#### Task brief
Lay out every line of the data below as a Markdown table with the columns No. and Text, numbering the rows in order and omitting blank lines. Do not include the pictures.

#### Provided records
____________

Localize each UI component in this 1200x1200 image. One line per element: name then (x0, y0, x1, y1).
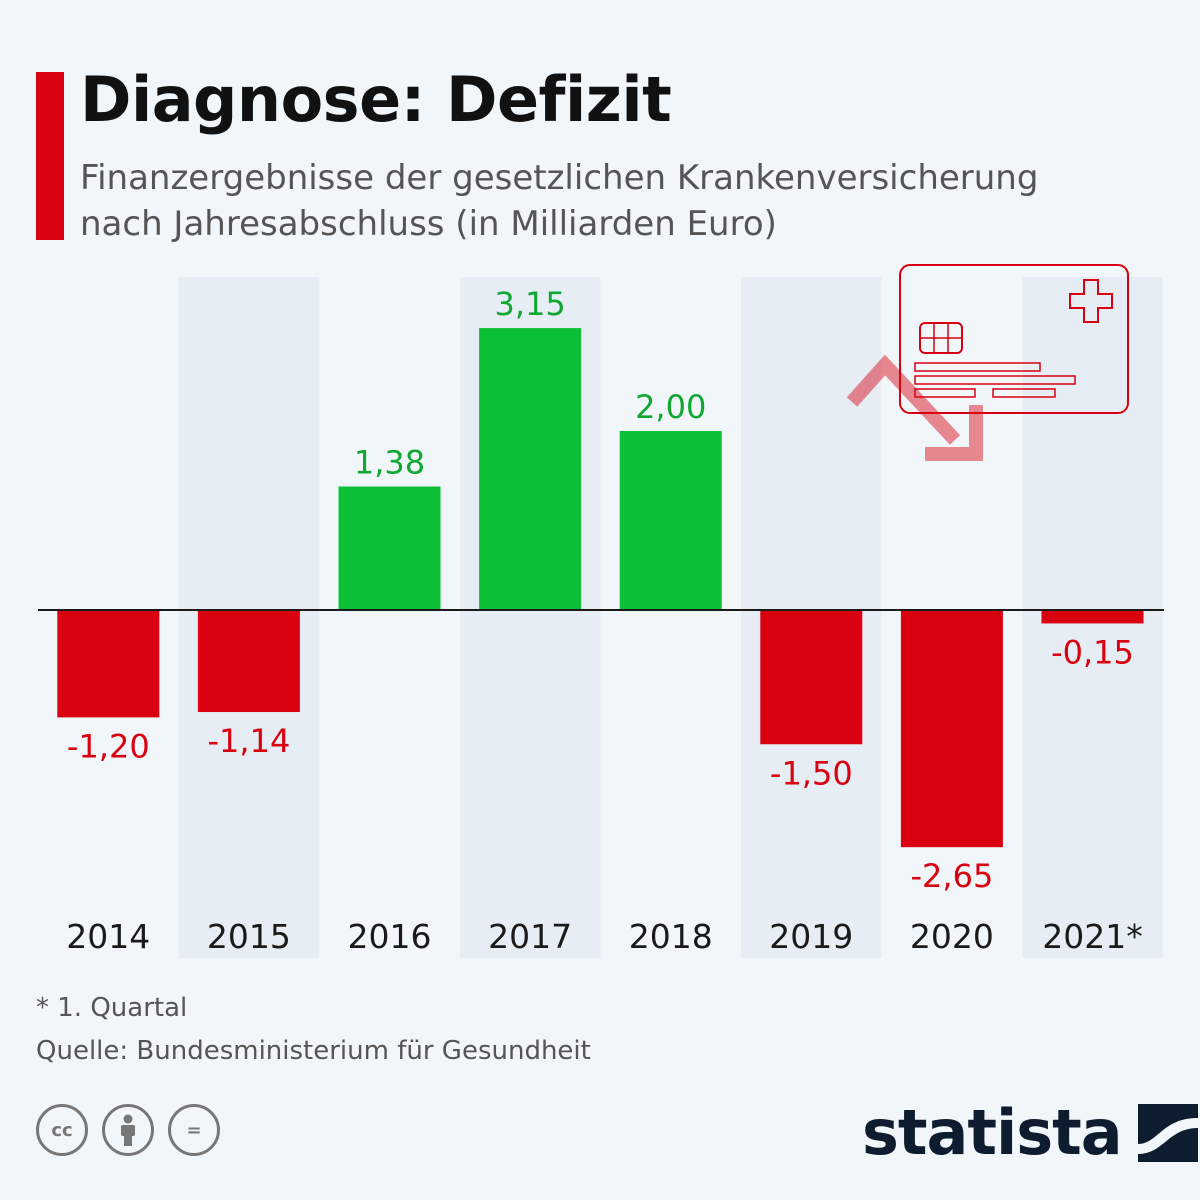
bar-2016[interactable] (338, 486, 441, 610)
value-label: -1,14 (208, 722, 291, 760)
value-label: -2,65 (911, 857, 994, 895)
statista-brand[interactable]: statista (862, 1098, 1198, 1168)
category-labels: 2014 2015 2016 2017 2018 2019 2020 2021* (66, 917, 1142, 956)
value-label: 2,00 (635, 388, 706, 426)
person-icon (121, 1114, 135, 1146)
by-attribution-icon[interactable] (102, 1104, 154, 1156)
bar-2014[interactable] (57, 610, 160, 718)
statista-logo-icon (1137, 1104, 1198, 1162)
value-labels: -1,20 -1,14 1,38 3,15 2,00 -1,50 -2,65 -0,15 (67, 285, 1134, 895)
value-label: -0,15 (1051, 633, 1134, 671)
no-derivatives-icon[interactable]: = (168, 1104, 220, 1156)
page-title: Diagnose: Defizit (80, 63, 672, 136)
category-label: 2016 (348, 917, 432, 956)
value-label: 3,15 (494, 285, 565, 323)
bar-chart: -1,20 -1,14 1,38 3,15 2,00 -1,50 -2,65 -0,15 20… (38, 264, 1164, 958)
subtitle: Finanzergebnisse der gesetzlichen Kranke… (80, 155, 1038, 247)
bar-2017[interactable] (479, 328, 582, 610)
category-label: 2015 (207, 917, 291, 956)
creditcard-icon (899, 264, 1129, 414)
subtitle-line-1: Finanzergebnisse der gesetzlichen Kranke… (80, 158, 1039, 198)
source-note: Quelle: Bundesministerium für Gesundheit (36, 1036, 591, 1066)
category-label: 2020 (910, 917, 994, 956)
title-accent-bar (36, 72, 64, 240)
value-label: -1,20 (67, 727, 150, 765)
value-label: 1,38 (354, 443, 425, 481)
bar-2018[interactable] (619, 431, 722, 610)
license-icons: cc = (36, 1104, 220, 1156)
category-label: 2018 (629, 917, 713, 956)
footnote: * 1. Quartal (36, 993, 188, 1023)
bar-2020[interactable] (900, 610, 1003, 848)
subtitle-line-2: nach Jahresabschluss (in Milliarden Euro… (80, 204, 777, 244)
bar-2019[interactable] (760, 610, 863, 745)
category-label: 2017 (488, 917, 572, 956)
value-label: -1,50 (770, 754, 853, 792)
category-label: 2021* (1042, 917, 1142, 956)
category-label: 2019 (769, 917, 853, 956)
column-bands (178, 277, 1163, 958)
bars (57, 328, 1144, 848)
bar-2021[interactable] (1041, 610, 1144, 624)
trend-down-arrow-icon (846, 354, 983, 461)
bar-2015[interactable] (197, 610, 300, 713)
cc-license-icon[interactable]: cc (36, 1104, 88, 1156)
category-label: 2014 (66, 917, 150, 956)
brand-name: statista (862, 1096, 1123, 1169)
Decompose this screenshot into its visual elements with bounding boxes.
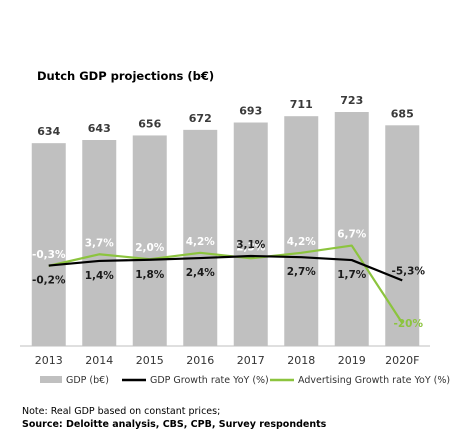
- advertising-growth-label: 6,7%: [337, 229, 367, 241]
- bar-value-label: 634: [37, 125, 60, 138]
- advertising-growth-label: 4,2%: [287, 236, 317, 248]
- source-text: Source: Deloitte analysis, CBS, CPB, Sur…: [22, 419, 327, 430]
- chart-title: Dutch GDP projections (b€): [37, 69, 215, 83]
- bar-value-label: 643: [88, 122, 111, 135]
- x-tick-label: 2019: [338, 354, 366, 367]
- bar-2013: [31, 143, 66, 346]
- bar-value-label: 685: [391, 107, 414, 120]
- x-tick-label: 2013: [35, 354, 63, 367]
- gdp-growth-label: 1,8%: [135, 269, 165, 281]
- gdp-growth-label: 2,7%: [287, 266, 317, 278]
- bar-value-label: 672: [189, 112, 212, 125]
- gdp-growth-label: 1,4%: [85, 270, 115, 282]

____________

#### Written response
| No. | Text |
|---|---|
| 1 | Localize each UI component in this 1200x1200 image. One line per element: name then (x0, y0, x1, y1). |
| 2 | bar-2016[interactable] (338, 486, 441, 610) |
| 3 | value-label: -1,14 (208, 722, 291, 760) |
| 4 | value-label: -2,65 (911, 857, 994, 895) |
| 5 | statista-brand[interactable]: statista (862, 1098, 1198, 1168) |
| 6 | category-labels: 2014 2015 2016 2017 2018 2019 2020 2021* (66, 917, 1142, 956) |
| 7 | value-label: 2,00 (635, 388, 706, 426) |
| 8 | person-icon (121, 1114, 135, 1146) |
| 9 | by-attribution-icon[interactable] (102, 1104, 154, 1156) |
| 10 | bar-2014[interactable] (57, 610, 160, 718) |
| 11 | statista-logo-icon (1137, 1104, 1198, 1162) |
| 12 | value-labels: -1,20 -1,14 1,38 3,15 2,00 -1,50 -2,65 -0,15 (67, 285, 1134, 895) |
| 13 | value-label: -0,15 (1051, 633, 1134, 671) |
| 14 | no-derivatives-icon[interactable]: = (168, 1104, 220, 1156) |
| 15 | page-title: Diagnose: Defizit (80, 63, 672, 136) |
| 16 | category-label: 2016 (348, 917, 432, 956) |
| 17 | value-label: 3,15 (494, 285, 565, 323) |
| 18 | bar-chart: -1,20 -1,14 1,38 3,15 2,00 -1,50 -2,65 -0,15 20… (38, 264, 1164, 958) |
| 19 | subtitle: Finanzergebnisse der gesetzlichen Kranke… (80, 155, 1038, 247) |
| 20 | bar-2017[interactable] (479, 328, 582, 610) |
| 21 | category-label: 2015 (207, 917, 291, 956) |
| 22 | creditcard-icon (899, 264, 1129, 414) |
| 23 | subtitle-line-1: Finanzergebnisse der gesetzlichen Kranke… (80, 158, 1039, 198) |
| 24 | source-note: Quelle: Bundesministerium für Gesundheit (36, 1036, 591, 1066) |
| 25 | category-label: 2020 (910, 917, 994, 956) |
| 26 | title-accent-bar (36, 72, 64, 240) |
| 27 | value-label: -1,20 (67, 727, 150, 765) |
| 28 | value-label: 1,38 (354, 443, 425, 481) |
| 29 | bar-2018[interactable] (619, 431, 722, 610) |
| 30 | license-icons: cc = (36, 1104, 220, 1156) |
| 31 | category-label: 2018 (629, 917, 713, 956) |
| 32 | footnote: * 1. Quartal (36, 993, 188, 1023) |
| 33 | bar-2020[interactable] (900, 610, 1003, 848) |
| 34 | subtitle-line-2: nach Jahresabschluss (in Milliarden Euro… (80, 204, 777, 244) |
| 35 | bar-2019[interactable] (760, 610, 863, 745) |
| 36 | category-label: 2017 (488, 917, 572, 956) |
| 37 | value-label: -1,50 (770, 754, 853, 792) |
| 38 | category-label: 2021* (1042, 917, 1142, 956) |
| 39 | category-label: 2019 (769, 917, 853, 956) |
| 40 | column-bands (178, 277, 1163, 958) |
| 41 | bars (57, 328, 1144, 848) |
| 42 | bar-2021[interactable] (1041, 610, 1144, 624) |
| 43 | trend-down-arrow-icon (846, 354, 983, 461) |
| 44 | bar-2015[interactable] (197, 610, 300, 713) |
| 45 | cc-license-icon[interactable]: cc (36, 1104, 88, 1156) |
| 46 | category-label: 2014 (66, 917, 150, 956) |
| 47 | brand-name: statista (862, 1096, 1123, 1169) |
| 48 | Decompose this screenshot into its visual elements with bounding boxes. |
| 49 | - advertising-growth-label: 6,7%: [337, 229, 367, 241] |
| 50 | - bar-value-label: 634: [37, 125, 60, 138] |
| 51 | - advertising-growth-label: 4,2%: [287, 236, 317, 248] |
| 52 | - source-text: Source: Deloitte analysis, CBS, CPB, Sur…: [22, 419, 327, 430] |
| 53 | - chart-title: Dutch GDP projections (b€): [37, 69, 215, 83] |
| 54 | - bar-value-label: 643: [88, 122, 111, 135] |
| 55 | - x-tick-label: 2019: [338, 354, 366, 367] |
| 56 | - bar-2013: [31, 143, 66, 346] |
| 57 | - bar-value-label: 685: [391, 107, 414, 120] |
| 58 | - x-tick-label: 2013: [35, 354, 63, 367] |
| 59 | - gdp-growth-label: 1,8%: [135, 269, 165, 281] |
| 60 | - gdp-growth-label: 2,7%: [287, 266, 317, 278] |
| 61 | - bar-value-label: 672: [189, 112, 212, 125] |
| 62 | - gdp-growth-label: 1,4%: [85, 270, 115, 282] |